Below are the records; collect from them each line containing the string "itaque".

- **SUPPLIED DATA**:
-*-
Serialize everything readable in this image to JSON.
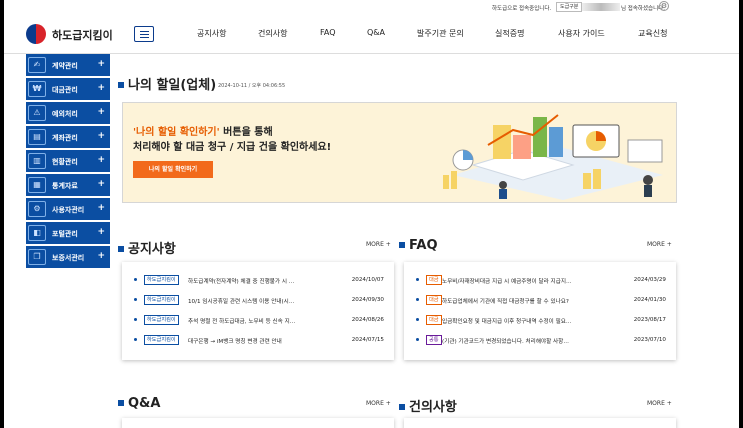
{
  "topbar": {
    "notice": "하도급으로 접속중입니다.",
    "account": "도급구분",
    "login_msg": "님 접속하셨습니다."
  },
  "header": {
    "logo_text": "하도급지킴이",
    "nav": [
      "공지사항",
      "건의사항",
      "FAQ",
      "Q&A",
      "발주기관 문의",
      "실적증명",
      "사용자 가이드",
      "교육신청"
    ]
  },
  "sidebar": [
    {
      "label": "계약관리",
      "icon": "handshake-icon",
      "glyph": "✍"
    },
    {
      "label": "대금관리",
      "icon": "money-icon",
      "glyph": "₩"
    },
    {
      "label": "예외처리",
      "icon": "exception-icon",
      "glyph": "⚠"
    },
    {
      "label": "계좌관리",
      "icon": "account-icon",
      "glyph": "▤"
    },
    {
      "label": "현황관리",
      "icon": "status-icon",
      "glyph": "▥"
    },
    {
      "label": "통계자료",
      "icon": "stats-icon",
      "glyph": "▦"
    },
    {
      "label": "사용자관리",
      "icon": "user-gear-icon",
      "glyph": "⚙"
    },
    {
      "label": "포털관리",
      "icon": "portal-icon",
      "glyph": "◧"
    },
    {
      "label": "보증서관리",
      "icon": "certificate-icon",
      "glyph": "❐"
    }
  ],
  "sidebar_plus": "+",
  "todo": {
    "title": "나의 할일(업체)",
    "timestamp": "2024-10-11 / 오후 04:06:55",
    "banner_hl": "'나의 할일 확인하기'",
    "banner_l1_rest": " 버튼을 통해",
    "banner_l2": "처리해야 할 대금 청구 / 지급 건을 확인하세요!",
    "button": "나의 할일 확인하기"
  },
  "more_label": "MORE +",
  "notice": {
    "title": "공지사항",
    "rows": [
      {
        "tag": "하도급지킴이",
        "text": "하도급계약(전자계약) 체결 중 진행불가 시 …",
        "date": "2024/10/07"
      },
      {
        "tag": "하도급지킴이",
        "text": "10/1 임시공휴일 관련 시스템 이용 안내(시…",
        "date": "2024/09/30"
      },
      {
        "tag": "하도급지킴이",
        "text": "추석 명절 전 하도급대금, 노무비 등 신속 지…",
        "date": "2024/08/26"
      },
      {
        "tag": "하도급지킴이",
        "text": "대구은행 → iM뱅크 명칭 변경 관련 안내",
        "date": "2024/07/15"
      }
    ]
  },
  "faq": {
    "title": "FAQ",
    "rows": [
      {
        "tag": "대금",
        "style": "orange",
        "text": "노무비/자재장비대금 지급 시 예금주명이 달라 지급지…",
        "date": "2024/03/29"
      },
      {
        "tag": "대금",
        "style": "orange",
        "text": "하도급업체에서 기관에 직접 대금청구를 할 수 있나요?",
        "date": "2024/01/30"
      },
      {
        "tag": "대금",
        "style": "orange",
        "text": "입금확인요청 및 대금지급 이후 청구내역 수정이 필요…",
        "date": "2023/08/17"
      },
      {
        "tag": "공통",
        "style": "purple",
        "text": "(기관) 기관코드가 변경되었습니다. 처리해야할 사항…",
        "date": "2023/07/10"
      }
    ]
  },
  "qa": {
    "title": "Q&A"
  },
  "suggest": {
    "title": "건의사항"
  },
  "colors": {
    "primary": "#0b4ea2",
    "accent": "#f26a1b",
    "banner_bg": "#fdf3d8"
  }
}
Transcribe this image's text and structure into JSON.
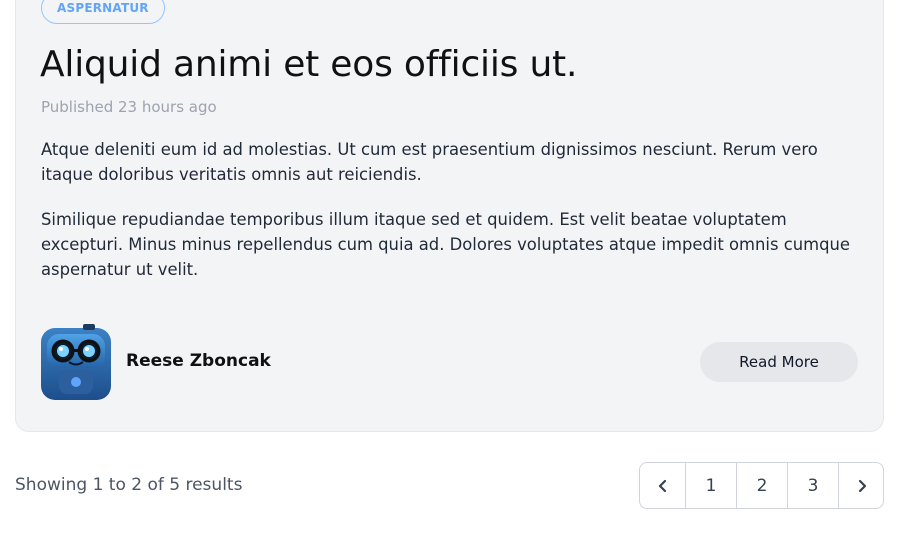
{
  "post": {
    "tag": "ASPERNATUR",
    "title": "Aliquid animi et eos officiis ut.",
    "published": "Published 23 hours ago",
    "paragraphs": [
      "Atque deleniti eum id ad molestias. Ut cum est praesentium dignissimos nesciunt. Rerum vero itaque doloribus veritatis omnis aut reiciendis.",
      "Similique repudiandae temporibus illum itaque sed et quidem. Est velit beatae voluptatem excepturi. Minus minus repellendus cum quia ad. Dolores voluptates atque impedit omnis cumque aspernatur ut velit."
    ],
    "author": "Reese Zboncak",
    "read_more_label": "Read More"
  },
  "pagination": {
    "summary": "Showing 1 to 2 of 5 results",
    "pages": [
      "1",
      "2",
      "3"
    ],
    "prev_icon": "chevron-left-icon",
    "next_icon": "chevron-right-icon"
  },
  "colors": {
    "card_bg": "#f3f4f6",
    "tag_color": "#60a5fa",
    "button_bg": "#e5e7eb"
  }
}
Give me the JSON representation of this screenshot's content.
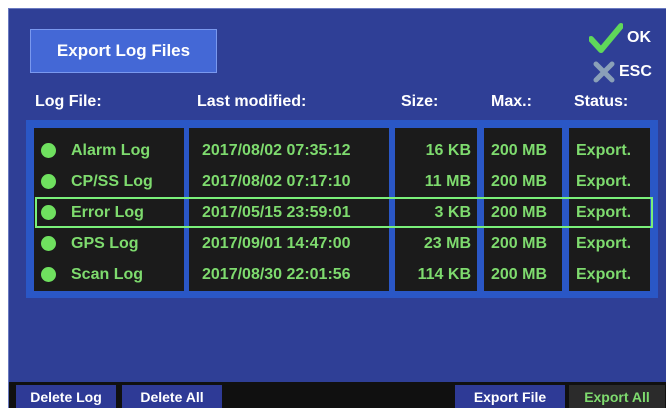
{
  "title_button": "Export Log Files",
  "ok_label": "OK",
  "esc_label": "ESC",
  "columns": {
    "log_file": "Log File:",
    "last_modified": "Last modified:",
    "size": "Size:",
    "max": "Max.:",
    "status": "Status:"
  },
  "rows": [
    {
      "name": "Alarm Log",
      "modified": "2017/08/02 07:35:12",
      "size": "16 KB",
      "max": "200 MB",
      "status": "Export."
    },
    {
      "name": "CP/SS Log",
      "modified": "2017/08/02 07:17:10",
      "size": "11 MB",
      "max": "200 MB",
      "status": "Export."
    },
    {
      "name": "Error Log",
      "modified": "2017/05/15 23:59:01",
      "size": "3 KB",
      "max": "200 MB",
      "status": "Export."
    },
    {
      "name": "GPS Log",
      "modified": "2017/09/01 14:47:00",
      "size": "23 MB",
      "max": "200 MB",
      "status": "Export."
    },
    {
      "name": "Scan Log",
      "modified": "2017/08/30 22:01:56",
      "size": "114 KB",
      "max": "200 MB",
      "status": "Export."
    }
  ],
  "bottom_buttons": {
    "delete_log": "Delete Log",
    "delete_all": "Delete All",
    "export_file": "Export File",
    "export_all": "Export All"
  },
  "colors": {
    "screen_bg": "#2f3f96",
    "accent_green": "#7edb6e",
    "title_btn": "#4468d6"
  },
  "icons": {
    "ok": "checkmark-icon",
    "esc": "x-icon",
    "row_marker": "dot-icon"
  }
}
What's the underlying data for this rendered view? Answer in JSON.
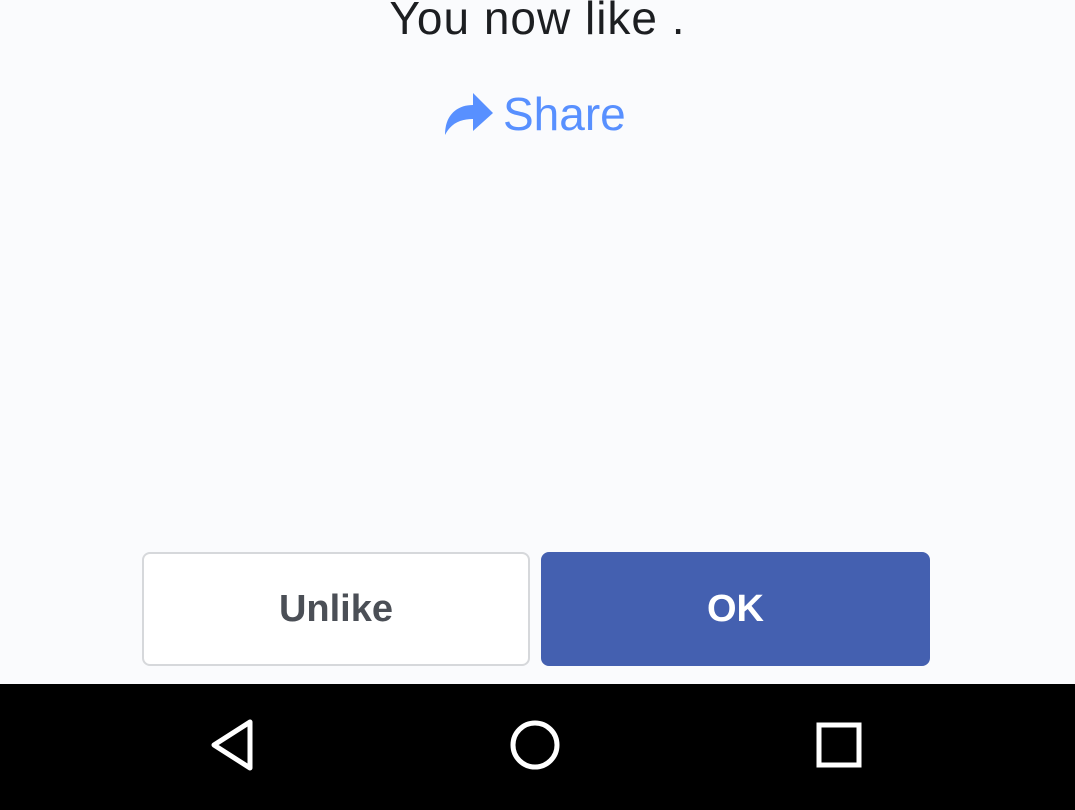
{
  "dialog": {
    "message": "You now like .",
    "share_label": "Share",
    "share_icon": "share-arrow-icon",
    "unlike_label": "Unlike",
    "ok_label": "OK"
  },
  "colors": {
    "accent_link": "#5890ff",
    "primary_button": "#4460b0",
    "background": "#fafbfd",
    "navbar": "#000000"
  },
  "navbar": {
    "back_icon": "back-triangle-icon",
    "home_icon": "home-circle-icon",
    "recents_icon": "recents-square-icon"
  }
}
-*-
- **WRITTEN ANSWER**:
      "Atque deleniti eum id ad molestias. Ut cum est praesentium dignissimos nesciunt. Rerum vero itaque doloribus veritatis omnis aut reiciendis.",
      "Similique repudiandae temporibus illum itaque sed et quidem. Est velit beatae voluptatem excepturi. Minus minus repellendus cum quia ad. Dolores voluptates atque impedit omnis cumque aspernatur ut velit."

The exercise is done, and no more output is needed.